#### AIM:
Wherever "kind" appears in a line, list that line.

Figure dataset records
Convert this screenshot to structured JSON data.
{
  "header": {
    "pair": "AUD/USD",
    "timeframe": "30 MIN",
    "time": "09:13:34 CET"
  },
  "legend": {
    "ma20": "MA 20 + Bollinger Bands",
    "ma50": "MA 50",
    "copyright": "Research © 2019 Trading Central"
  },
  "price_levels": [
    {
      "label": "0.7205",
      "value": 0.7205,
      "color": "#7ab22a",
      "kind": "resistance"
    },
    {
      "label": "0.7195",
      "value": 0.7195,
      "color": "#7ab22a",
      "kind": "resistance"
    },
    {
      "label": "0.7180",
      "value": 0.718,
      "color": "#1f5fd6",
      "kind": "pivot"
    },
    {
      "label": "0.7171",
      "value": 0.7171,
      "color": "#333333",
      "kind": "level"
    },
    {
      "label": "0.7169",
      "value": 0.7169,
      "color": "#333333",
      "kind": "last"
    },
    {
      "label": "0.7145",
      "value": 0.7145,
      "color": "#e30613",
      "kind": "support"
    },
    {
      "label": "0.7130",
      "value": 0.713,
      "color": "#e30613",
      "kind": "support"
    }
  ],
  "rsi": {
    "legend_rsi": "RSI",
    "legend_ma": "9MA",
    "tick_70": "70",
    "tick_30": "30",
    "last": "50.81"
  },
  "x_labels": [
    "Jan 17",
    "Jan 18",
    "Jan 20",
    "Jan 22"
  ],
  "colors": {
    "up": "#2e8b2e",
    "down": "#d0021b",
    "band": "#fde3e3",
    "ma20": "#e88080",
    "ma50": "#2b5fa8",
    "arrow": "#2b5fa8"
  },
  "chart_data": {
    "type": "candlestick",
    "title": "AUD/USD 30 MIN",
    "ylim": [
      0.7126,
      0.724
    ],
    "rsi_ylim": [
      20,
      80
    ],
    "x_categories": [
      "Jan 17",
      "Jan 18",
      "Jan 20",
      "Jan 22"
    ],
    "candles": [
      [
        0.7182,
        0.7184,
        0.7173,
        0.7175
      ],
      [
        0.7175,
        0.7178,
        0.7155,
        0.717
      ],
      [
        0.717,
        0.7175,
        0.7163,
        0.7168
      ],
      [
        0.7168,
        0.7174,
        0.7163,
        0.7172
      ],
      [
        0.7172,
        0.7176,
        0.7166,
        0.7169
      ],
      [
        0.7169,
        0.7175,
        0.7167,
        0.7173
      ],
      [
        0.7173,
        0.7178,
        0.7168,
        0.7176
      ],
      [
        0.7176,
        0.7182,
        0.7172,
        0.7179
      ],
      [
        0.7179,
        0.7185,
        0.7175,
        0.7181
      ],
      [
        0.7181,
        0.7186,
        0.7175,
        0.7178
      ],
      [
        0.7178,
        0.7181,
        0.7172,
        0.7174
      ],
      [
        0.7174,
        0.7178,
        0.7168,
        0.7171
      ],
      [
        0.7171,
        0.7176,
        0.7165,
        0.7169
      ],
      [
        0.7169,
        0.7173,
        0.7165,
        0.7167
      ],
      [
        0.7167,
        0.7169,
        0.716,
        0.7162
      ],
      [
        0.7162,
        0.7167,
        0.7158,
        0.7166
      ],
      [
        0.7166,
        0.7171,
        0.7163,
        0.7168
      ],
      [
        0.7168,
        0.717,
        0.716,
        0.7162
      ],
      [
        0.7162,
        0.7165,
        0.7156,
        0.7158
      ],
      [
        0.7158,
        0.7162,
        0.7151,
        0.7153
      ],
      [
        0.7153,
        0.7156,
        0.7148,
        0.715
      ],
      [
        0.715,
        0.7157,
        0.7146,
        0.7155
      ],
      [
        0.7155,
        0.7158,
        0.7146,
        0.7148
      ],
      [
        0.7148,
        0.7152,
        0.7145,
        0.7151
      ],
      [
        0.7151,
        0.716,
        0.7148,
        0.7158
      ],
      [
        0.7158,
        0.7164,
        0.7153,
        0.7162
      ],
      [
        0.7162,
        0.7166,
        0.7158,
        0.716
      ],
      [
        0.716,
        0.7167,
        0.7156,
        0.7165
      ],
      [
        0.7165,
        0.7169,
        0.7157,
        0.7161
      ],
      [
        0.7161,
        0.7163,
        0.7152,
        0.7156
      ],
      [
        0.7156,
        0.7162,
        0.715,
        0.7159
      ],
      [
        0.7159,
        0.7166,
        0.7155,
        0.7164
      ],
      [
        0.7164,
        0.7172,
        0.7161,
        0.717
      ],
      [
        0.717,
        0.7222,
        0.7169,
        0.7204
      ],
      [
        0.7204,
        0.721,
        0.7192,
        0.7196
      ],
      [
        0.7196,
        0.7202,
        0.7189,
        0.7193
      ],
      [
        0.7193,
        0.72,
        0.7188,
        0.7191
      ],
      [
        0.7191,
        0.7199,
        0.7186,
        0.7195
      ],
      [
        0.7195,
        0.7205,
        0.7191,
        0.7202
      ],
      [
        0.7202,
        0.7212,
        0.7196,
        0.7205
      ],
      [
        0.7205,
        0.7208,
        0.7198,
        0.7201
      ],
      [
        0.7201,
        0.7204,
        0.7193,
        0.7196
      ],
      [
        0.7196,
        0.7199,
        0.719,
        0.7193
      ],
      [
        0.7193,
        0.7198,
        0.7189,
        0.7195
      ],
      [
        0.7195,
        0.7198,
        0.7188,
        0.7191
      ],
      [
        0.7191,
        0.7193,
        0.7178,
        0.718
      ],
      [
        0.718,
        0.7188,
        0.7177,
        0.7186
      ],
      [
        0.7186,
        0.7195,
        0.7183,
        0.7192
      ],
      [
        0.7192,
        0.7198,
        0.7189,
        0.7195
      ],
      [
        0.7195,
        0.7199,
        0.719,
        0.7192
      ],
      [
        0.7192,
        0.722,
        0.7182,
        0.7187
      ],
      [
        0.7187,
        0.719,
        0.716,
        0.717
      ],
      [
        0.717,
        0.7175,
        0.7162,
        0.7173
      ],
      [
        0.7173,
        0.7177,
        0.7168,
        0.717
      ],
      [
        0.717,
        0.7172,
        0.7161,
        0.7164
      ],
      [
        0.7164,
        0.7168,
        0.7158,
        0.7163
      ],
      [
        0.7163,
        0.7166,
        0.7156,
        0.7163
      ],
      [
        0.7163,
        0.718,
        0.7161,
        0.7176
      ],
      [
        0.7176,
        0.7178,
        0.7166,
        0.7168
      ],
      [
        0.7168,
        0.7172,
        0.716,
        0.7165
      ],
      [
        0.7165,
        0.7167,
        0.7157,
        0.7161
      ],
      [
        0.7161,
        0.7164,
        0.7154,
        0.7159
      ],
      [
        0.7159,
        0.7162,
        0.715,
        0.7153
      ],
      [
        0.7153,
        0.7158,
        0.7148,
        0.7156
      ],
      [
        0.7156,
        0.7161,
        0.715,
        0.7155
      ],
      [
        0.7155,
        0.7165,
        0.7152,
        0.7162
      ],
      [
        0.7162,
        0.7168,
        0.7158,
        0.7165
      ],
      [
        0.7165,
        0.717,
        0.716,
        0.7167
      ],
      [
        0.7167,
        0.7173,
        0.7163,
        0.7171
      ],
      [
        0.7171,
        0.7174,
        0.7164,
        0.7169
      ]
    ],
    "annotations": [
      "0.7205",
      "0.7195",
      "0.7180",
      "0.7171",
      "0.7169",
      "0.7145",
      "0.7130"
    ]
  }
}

#### SOLVED EXERCISE:
      "kind": "resistance"
      "kind": "resistance"
      "kind": "pivot"
      "kind": "level"
      "kind": "last"
      "kind": "support"
      "kind": "support"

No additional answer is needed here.